Set exercise: Render every line of the entries below as a JSON list of strings, one string per line and no strings for blank lines.
==================================================
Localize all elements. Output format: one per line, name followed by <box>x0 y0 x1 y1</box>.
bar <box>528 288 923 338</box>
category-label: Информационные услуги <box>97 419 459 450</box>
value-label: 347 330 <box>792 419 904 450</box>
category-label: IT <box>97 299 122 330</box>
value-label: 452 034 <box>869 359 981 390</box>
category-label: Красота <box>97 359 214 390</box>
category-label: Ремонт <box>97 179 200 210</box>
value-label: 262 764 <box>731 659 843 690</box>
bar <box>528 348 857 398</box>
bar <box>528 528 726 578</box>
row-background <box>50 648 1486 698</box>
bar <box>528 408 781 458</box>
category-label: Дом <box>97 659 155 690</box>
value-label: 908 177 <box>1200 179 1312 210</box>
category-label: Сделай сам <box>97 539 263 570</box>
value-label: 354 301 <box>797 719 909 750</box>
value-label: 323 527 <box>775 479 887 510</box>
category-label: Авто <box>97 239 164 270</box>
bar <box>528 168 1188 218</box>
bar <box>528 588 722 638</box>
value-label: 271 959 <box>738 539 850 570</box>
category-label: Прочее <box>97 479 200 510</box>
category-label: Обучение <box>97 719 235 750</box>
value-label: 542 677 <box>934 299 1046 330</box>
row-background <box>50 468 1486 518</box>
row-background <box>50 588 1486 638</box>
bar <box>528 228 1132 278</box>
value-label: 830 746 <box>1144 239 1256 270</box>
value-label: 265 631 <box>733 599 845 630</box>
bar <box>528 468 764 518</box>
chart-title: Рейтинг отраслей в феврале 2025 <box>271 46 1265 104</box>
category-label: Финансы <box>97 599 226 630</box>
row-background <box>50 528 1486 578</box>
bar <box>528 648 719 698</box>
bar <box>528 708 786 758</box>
==================================================
Final answer:
[
  "Localize all elements. Output format: one per line, name followed by <box>x0 y0 x1 y1</box>.",
  "bar <box>528 288 923 338</box>",
  "category-label: Информационные услуги <box>97 419 459 450</box>",
  "value-label: 347 330 <box>792 419 904 450</box>",
  "category-label: IT <box>97 299 122 330</box>",
  "value-label: 452 034 <box>869 359 981 390</box>",
  "category-label: Красота <box>97 359 214 390</box>",
  "category-label: Ремонт <box>97 179 200 210</box>",
  "value-label: 262 764 <box>731 659 843 690</box>",
  "bar <box>528 348 857 398</box>",
  "bar <box>528 528 726 578</box>",
  "row-background <box>50 648 1486 698</box>",
  "bar <box>528 408 781 458</box>",
  "category-label: Дом <box>97 659 155 690</box>",
  "value-label: 908 177 <box>1200 179 1312 210</box>",
  "category-label: Сделай сам <box>97 539 263 570</box>",
  "value-label: 354 301 <box>797 719 909 750</box>",
  "value-label: 323 527 <box>775 479 887 510</box>",
  "category-label: Авто <box>97 239 164 270</box>",
  "bar <box>528 168 1188 218</box>",
  "bar <box>528 588 722 638</box>",
  "value-label: 271 959 <box>738 539 850 570</box>",
  "category-label: Прочее <box>97 479 200 510</box>",
  "category-label: Обучение <box>97 719 235 750</box>",
  "value-label: 542 677 <box>934 299 1046 330</box>",
  "row-background <box>50 468 1486 518</box>",
  "row-background <box>50 588 1486 638</box>",
  "bar <box>528 228 1132 278</box>",
  "value-label: 830 746 <box>1144 239 1256 270</box>",
  "value-label: 265 631 <box>733 599 845 630</box>",
  "bar <box>528 468 764 518</box>",
  "chart-title: Рейтинг отраслей в феврале 2025 <box>271 46 1265 104</box>",
  "category-label: Финансы <box>97 599 226 630</box>",
  "row-background <box>50 528 1486 578</box>",
  "bar <box>528 648 719 698</box>",
  "bar <box>528 708 786 758</box>"
]